** Start of Material provided **
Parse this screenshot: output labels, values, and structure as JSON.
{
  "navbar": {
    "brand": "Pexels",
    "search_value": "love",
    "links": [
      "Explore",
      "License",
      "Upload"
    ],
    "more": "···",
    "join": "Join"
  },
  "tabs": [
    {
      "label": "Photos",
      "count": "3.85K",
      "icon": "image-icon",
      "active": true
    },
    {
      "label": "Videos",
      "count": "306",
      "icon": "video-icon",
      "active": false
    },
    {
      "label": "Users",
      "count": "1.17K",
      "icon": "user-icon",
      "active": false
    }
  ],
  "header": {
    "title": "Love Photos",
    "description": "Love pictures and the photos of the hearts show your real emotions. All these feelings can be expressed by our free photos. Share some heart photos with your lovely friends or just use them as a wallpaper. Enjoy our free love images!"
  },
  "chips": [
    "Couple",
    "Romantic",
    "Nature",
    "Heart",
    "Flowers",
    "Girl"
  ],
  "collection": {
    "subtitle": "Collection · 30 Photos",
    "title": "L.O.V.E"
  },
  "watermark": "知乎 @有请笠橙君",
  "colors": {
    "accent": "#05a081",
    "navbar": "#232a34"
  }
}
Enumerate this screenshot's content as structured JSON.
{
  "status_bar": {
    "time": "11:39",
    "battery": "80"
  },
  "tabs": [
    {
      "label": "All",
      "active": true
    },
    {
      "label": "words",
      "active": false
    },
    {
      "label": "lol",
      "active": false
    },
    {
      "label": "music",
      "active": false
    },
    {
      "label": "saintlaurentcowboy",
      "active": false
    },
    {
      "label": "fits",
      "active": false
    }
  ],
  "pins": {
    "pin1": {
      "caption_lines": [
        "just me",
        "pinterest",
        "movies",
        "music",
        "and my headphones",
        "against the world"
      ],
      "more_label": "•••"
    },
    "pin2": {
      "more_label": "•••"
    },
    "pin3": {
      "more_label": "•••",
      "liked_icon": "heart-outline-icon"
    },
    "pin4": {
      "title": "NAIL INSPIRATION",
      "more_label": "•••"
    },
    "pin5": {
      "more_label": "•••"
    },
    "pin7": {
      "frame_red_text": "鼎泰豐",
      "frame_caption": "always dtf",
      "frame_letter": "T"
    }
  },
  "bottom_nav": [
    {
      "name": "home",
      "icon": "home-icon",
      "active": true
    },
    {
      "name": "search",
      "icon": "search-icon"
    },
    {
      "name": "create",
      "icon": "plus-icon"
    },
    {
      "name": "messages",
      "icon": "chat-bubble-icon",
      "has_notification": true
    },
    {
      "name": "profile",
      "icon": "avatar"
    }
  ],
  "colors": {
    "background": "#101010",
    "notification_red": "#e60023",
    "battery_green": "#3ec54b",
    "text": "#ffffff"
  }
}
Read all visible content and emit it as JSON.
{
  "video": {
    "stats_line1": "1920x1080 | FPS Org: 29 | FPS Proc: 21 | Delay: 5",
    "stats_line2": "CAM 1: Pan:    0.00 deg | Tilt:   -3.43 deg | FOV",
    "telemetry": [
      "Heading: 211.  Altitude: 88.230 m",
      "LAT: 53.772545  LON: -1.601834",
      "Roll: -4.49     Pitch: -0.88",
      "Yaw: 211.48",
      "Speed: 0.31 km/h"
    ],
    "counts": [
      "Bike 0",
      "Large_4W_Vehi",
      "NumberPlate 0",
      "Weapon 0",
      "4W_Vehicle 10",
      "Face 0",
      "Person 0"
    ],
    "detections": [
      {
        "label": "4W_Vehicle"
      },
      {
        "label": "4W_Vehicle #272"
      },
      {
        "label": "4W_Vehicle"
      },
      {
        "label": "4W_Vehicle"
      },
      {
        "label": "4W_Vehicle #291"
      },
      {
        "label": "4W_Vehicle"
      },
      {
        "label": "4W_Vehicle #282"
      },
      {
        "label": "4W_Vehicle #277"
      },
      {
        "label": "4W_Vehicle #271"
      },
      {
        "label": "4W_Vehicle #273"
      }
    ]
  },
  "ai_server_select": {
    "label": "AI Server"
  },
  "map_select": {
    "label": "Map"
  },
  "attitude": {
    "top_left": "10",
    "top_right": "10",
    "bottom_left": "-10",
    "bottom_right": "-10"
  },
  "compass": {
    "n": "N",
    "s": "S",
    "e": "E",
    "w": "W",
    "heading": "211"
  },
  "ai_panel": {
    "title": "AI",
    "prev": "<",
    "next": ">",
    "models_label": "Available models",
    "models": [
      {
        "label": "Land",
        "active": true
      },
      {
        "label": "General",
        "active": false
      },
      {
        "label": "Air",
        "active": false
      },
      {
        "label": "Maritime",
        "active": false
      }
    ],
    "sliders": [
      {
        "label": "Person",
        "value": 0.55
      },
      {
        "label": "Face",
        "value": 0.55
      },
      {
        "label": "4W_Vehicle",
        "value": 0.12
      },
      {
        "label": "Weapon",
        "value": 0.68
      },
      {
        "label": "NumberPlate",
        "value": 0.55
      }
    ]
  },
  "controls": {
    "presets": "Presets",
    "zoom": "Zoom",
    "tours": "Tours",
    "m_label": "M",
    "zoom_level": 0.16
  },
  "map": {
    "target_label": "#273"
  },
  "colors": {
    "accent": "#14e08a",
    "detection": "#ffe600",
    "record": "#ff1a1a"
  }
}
** End of Material provided **
▶ _Written instruction_: Repeat all of the records above exactly as written.

▶ _Solution for this task_:
Parse this screenshot: output labels, values, and structure as JSON.
{
  "navbar": {
    "brand": "Pexels",
    "search_value": "love",
    "links": [
      "Explore",
      "License",
      "Upload"
    ],
    "more": "···",
    "join": "Join"
  },
  "tabs": [
    {
      "label": "Photos",
      "count": "3.85K",
      "icon": "image-icon",
      "active": true
    },
    {
      "label": "Videos",
      "count": "306",
      "icon": "video-icon",
      "active": false
    },
    {
      "label": "Users",
      "count": "1.17K",
      "icon": "user-icon",
      "active": false
    }
  ],
  "header": {
    "title": "Love Photos",
    "description": "Love pictures and the photos of the hearts show your real emotions. All these feelings can be expressed by our free photos. Share some heart photos with your lovely friends or just use them as a wallpaper. Enjoy our free love images!"
  },
  "chips": [
    "Couple",
    "Romantic",
    "Nature",
    "Heart",
    "Flowers",
    "Girl"
  ],
  "collection": {
    "subtitle": "Collection · 30 Photos",
    "title": "L.O.V.E"
  },
  "watermark": "知乎 @有请笠橙君",
  "colors": {
    "accent": "#05a081",
    "navbar": "#232a34"
  }
}
Enumerate this screenshot's content as structured JSON.
{
  "status_bar": {
    "time": "11:39",
    "battery": "80"
  },
  "tabs": [
    {
      "label": "All",
      "active": true
    },
    {
      "label": "words",
      "active": false
    },
    {
      "label": "lol",
      "active": false
    },
    {
      "label": "music",
      "active": false
    },
    {
      "label": "saintlaurentcowboy",
      "active": false
    },
    {
      "label": "fits",
      "active": false
    }
  ],
  "pins": {
    "pin1": {
      "caption_lines": [
        "just me",
        "pinterest",
        "movies",
        "music",
        "and my headphones",
        "against the world"
      ],
      "more_label": "•••"
    },
    "pin2": {
      "more_label": "•••"
    },
    "pin3": {
      "more_label": "•••",
      "liked_icon": "heart-outline-icon"
    },
    "pin4": {
      "title": "NAIL INSPIRATION",
      "more_label": "•••"
    },
    "pin5": {
      "more_label": "•••"
    },
    "pin7": {
      "frame_red_text": "鼎泰豐",
      "frame_caption": "always dtf",
      "frame_letter": "T"
    }
  },
  "bottom_nav": [
    {
      "name": "home",
      "icon": "home-icon",
      "active": true
    },
    {
      "name": "search",
      "icon": "search-icon"
    },
    {
      "name": "create",
      "icon": "plus-icon"
    },
    {
      "name": "messages",
      "icon": "chat-bubble-icon",
      "has_notification": true
    },
    {
      "name": "profile",
      "icon": "avatar"
    }
  ],
  "colors": {
    "background": "#101010",
    "notification_red": "#e60023",
    "battery_green": "#3ec54b",
    "text": "#ffffff"
  }
}
Read all visible content and emit it as JSON.
{
  "video": {
    "stats_line1": "1920x1080 | FPS Org: 29 | FPS Proc: 21 | Delay: 5",
    "stats_line2": "CAM 1: Pan:    0.00 deg | Tilt:   -3.43 deg | FOV",
    "telemetry": [
      "Heading: 211.  Altitude: 88.230 m",
      "LAT: 53.772545  LON: -1.601834",
      "Roll: -4.49     Pitch: -0.88",
      "Yaw: 211.48",
      "Speed: 0.31 km/h"
    ],
    "counts": [
      "Bike 0",
      "Large_4W_Vehi",
      "NumberPlate 0",
      "Weapon 0",
      "4W_Vehicle 10",
      "Face 0",
      "Person 0"
    ],
    "detections": [
      {
        "label": "4W_Vehicle"
      },
      {
        "label": "4W_Vehicle #272"
      },
      {
        "label": "4W_Vehicle"
      },
      {
        "label": "4W_Vehicle"
      },
      {
        "label": "4W_Vehicle #291"
      },
      {
        "label": "4W_Vehicle"
      },
      {
        "label": "4W_Vehicle #282"
      },
      {
        "label": "4W_Vehicle #277"
      },
      {
        "label": "4W_Vehicle #271"
      },
      {
        "label": "4W_Vehicle #273"
      }
    ]
  },
  "ai_server_select": {
    "label": "AI Server"
  },
  "map_select": {
    "label": "Map"
  },
  "attitude": {
    "top_left": "10",
    "top_right": "10",
    "bottom_left": "-10",
    "bottom_right": "-10"
  },
  "compass": {
    "n": "N",
    "s": "S",
    "e": "E",
    "w": "W",
    "heading": "211"
  },
  "ai_panel": {
    "title": "AI",
    "prev": "<",
    "next": ">",
    "models_label": "Available models",
    "models": [
      {
        "label": "Land",
        "active": true
      },
      {
        "label": "General",
        "active": false
      },
      {
        "label": "Air",
        "active": false
      },
      {
        "label": "Maritime",
        "active": false
      }
    ],
    "sliders": [
      {
        "label": "Person",
        "value": 0.55
      },
      {
        "label": "Face",
        "value": 0.55
      },
      {
        "label": "4W_Vehicle",
        "value": 0.12
      },
      {
        "label": "Weapon",
        "value": 0.68
      },
      {
        "label": "NumberPlate",
        "value": 0.55
      }
    ]
  },
  "controls": {
    "presets": "Presets",
    "zoom": "Zoom",
    "tours": "Tours",
    "m_label": "M",
    "zoom_level": 0.16
  },
  "map": {
    "target_label": "#273"
  },
  "colors": {
    "accent": "#14e08a",
    "detection": "#ffe600",
    "record": "#ff1a1a"
  }
}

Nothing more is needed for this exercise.